TASK: Count how many lines below include the string "this", and give that number without anything else.

[Figure dataset records]
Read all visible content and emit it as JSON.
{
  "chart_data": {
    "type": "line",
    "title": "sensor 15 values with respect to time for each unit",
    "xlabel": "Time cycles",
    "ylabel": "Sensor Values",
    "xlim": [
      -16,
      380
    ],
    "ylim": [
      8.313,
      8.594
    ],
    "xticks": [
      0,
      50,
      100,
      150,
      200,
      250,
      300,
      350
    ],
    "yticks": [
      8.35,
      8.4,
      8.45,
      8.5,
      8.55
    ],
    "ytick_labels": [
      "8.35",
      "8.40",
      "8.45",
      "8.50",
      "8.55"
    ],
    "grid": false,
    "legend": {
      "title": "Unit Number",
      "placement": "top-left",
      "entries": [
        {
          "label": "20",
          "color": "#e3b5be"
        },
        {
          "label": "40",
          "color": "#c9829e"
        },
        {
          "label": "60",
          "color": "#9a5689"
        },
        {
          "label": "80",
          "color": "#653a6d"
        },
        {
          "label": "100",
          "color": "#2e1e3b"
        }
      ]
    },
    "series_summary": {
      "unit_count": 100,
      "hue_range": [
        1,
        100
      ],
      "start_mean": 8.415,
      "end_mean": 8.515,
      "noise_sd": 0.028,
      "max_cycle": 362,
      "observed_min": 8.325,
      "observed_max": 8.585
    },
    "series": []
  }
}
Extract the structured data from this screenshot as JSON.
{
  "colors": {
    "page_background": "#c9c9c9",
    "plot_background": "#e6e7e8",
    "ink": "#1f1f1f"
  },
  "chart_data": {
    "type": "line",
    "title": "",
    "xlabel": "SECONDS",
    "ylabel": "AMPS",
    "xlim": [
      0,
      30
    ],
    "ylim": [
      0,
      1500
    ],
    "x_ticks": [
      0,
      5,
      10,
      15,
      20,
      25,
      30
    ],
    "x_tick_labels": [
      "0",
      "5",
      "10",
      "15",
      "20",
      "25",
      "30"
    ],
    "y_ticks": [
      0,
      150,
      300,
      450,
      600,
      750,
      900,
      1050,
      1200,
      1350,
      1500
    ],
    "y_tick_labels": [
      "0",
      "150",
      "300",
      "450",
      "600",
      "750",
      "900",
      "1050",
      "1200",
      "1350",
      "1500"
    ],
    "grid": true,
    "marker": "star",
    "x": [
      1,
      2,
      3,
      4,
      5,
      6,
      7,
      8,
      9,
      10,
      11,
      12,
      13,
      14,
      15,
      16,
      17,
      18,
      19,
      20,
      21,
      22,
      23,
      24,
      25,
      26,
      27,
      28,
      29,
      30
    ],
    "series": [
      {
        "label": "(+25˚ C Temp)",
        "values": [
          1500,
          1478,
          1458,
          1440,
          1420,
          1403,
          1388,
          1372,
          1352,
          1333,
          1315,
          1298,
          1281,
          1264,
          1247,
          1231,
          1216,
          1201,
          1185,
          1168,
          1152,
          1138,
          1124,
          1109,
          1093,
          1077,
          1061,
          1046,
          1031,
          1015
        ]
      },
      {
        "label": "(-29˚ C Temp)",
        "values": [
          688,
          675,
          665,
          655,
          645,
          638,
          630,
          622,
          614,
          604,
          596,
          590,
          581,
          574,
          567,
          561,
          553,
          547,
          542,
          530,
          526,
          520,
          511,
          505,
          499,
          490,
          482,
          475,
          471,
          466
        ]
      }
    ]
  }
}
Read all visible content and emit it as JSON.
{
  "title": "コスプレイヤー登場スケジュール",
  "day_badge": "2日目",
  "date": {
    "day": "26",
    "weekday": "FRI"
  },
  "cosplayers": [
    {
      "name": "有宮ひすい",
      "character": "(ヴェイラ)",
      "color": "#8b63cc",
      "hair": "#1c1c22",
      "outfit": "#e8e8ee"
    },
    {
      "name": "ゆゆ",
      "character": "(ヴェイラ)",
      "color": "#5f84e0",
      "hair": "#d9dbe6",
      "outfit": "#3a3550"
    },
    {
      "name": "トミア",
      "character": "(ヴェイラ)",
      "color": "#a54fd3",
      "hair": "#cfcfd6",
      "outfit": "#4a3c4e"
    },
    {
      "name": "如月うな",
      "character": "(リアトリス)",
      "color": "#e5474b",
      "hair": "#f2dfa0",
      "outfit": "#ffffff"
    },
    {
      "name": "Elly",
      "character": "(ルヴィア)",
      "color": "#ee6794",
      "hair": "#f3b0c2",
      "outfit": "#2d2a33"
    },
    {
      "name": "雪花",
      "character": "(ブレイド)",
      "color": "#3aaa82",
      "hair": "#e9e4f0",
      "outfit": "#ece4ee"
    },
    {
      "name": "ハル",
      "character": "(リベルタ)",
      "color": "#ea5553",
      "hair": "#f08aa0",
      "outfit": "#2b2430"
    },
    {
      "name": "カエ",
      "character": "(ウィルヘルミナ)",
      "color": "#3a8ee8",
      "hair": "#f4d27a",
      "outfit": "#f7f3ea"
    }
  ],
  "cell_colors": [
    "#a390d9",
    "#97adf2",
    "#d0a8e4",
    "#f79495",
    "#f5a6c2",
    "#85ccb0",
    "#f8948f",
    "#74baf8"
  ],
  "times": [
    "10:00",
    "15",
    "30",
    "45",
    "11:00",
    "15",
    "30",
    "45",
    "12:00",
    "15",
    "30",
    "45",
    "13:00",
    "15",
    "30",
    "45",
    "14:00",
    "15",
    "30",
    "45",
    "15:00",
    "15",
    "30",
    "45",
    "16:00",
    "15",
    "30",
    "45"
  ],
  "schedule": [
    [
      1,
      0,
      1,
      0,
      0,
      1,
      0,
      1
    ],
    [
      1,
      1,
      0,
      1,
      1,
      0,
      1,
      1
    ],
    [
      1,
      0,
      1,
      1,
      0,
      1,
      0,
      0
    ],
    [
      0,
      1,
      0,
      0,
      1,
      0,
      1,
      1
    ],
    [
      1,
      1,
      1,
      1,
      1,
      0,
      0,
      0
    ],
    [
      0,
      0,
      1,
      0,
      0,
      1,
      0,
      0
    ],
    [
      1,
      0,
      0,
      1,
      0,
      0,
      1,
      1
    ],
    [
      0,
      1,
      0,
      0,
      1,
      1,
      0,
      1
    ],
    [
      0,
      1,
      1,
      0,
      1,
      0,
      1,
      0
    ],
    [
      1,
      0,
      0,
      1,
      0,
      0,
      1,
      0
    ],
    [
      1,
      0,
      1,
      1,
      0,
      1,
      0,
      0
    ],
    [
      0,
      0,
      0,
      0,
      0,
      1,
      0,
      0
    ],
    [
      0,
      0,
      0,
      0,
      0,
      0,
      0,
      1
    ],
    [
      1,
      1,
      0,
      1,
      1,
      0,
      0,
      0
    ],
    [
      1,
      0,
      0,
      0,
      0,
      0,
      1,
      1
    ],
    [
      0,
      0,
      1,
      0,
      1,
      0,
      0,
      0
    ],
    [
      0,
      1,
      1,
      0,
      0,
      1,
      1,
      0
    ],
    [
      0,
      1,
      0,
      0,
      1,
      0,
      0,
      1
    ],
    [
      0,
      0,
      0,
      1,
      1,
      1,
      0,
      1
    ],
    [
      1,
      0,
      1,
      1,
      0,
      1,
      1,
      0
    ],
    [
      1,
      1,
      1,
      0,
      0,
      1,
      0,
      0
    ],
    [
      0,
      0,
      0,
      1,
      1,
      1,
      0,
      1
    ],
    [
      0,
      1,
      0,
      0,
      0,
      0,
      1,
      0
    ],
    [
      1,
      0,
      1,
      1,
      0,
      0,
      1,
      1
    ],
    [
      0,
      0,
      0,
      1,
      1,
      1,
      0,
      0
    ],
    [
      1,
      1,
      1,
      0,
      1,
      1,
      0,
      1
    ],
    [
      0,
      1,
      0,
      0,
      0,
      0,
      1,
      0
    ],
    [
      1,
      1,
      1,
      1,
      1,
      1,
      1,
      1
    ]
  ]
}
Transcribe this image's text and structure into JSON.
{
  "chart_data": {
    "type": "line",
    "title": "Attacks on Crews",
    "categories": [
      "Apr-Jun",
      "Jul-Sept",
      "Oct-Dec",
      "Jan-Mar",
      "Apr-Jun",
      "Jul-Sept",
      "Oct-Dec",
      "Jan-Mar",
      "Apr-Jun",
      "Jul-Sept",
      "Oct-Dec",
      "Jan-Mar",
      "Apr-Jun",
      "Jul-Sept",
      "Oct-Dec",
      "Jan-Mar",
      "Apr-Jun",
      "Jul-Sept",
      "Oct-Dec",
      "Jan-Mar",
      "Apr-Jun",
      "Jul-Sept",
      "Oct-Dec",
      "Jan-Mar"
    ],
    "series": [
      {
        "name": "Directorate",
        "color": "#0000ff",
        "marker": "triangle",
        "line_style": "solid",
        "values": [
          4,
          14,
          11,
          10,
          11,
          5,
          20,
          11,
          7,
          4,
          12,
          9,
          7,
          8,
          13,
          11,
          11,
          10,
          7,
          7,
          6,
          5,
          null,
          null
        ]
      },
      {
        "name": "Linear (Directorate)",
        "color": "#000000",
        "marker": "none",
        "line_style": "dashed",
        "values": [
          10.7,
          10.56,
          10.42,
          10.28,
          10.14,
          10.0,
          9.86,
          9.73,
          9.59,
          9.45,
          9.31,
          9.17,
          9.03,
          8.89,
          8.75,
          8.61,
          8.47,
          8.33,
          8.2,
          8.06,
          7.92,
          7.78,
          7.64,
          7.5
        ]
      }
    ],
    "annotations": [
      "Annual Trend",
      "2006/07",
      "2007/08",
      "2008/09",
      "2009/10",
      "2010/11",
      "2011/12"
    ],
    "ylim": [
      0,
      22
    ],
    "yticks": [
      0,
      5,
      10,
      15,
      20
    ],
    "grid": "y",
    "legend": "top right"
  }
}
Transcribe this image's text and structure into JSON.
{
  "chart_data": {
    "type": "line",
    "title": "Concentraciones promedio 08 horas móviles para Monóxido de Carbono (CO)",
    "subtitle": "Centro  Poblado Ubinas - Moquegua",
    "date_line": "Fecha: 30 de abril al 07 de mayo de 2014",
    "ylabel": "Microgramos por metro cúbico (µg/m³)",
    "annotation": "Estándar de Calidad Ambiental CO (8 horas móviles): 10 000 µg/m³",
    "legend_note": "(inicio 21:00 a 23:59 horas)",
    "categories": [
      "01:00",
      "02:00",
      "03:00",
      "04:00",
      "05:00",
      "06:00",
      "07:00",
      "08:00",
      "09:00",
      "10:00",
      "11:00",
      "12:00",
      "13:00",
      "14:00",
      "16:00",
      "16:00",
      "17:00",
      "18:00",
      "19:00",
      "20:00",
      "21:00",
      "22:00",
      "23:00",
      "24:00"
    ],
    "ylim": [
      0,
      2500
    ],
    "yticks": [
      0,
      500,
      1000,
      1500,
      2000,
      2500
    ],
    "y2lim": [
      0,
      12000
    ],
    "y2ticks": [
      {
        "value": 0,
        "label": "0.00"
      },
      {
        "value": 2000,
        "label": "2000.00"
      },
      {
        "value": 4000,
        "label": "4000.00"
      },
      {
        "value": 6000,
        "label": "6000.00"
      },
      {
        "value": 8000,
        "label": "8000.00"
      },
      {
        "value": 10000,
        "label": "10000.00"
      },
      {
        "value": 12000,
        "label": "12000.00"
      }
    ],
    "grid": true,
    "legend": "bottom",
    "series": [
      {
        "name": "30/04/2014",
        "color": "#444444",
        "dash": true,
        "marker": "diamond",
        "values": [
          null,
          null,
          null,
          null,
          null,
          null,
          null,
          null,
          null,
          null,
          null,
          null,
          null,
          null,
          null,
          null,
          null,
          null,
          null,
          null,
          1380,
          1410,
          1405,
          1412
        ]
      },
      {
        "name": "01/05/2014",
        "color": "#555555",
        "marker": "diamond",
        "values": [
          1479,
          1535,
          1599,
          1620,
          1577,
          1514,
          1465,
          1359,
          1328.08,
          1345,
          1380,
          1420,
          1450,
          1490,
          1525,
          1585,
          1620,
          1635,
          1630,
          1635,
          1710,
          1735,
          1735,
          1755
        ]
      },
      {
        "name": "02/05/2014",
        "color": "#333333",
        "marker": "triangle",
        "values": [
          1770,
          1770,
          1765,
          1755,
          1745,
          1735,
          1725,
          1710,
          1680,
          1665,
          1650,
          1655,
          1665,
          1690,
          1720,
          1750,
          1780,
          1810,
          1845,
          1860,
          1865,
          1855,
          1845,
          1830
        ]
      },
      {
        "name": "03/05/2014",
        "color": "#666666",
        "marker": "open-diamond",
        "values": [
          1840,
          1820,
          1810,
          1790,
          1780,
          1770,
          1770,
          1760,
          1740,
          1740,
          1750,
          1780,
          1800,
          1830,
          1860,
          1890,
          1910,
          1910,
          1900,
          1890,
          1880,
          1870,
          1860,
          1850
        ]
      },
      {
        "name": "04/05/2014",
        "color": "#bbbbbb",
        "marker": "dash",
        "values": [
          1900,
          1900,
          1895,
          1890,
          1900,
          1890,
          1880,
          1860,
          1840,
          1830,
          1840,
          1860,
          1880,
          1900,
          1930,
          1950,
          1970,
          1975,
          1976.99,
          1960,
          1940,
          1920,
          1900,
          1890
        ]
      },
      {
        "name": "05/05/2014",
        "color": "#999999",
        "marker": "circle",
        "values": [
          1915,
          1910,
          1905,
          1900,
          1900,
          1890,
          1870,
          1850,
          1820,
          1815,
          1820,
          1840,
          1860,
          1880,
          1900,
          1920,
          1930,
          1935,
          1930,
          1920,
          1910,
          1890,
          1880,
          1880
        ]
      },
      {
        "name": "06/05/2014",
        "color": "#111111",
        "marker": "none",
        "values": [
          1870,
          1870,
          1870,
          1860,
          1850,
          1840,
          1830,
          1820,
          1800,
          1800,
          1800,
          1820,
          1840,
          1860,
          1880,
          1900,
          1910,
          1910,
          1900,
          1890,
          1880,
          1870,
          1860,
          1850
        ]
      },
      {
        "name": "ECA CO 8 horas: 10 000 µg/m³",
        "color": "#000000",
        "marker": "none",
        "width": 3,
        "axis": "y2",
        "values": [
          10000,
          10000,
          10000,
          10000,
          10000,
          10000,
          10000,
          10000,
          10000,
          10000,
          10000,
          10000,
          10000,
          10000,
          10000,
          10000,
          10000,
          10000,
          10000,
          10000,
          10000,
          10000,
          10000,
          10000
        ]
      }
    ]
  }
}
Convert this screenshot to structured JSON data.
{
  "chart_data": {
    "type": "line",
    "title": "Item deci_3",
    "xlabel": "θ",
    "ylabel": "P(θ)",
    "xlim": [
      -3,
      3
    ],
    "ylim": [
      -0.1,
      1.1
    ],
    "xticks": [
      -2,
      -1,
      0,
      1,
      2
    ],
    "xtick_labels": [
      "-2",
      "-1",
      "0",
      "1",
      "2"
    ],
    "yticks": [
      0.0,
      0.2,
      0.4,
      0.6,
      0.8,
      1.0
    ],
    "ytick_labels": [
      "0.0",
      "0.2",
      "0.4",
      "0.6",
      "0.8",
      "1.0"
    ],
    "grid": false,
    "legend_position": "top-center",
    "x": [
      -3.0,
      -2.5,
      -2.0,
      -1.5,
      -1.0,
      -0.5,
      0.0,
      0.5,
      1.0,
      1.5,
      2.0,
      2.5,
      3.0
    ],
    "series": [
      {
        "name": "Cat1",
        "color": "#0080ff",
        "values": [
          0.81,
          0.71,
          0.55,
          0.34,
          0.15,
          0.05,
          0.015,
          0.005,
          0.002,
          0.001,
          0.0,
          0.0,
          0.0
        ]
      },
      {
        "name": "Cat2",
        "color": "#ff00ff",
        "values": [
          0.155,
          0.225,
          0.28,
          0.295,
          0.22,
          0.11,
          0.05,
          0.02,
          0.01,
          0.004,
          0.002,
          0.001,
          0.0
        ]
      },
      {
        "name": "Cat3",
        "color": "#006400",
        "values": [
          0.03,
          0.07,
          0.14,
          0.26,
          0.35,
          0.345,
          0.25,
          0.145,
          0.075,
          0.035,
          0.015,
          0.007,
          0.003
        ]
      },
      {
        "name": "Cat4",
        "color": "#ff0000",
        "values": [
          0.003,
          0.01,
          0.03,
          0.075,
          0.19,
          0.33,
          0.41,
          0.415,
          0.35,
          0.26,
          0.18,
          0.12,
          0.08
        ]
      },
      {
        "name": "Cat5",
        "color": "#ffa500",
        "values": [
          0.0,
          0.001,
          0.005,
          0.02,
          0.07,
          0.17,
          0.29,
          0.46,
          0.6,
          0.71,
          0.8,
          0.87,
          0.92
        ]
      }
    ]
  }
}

EXERCISE ANSWER: 4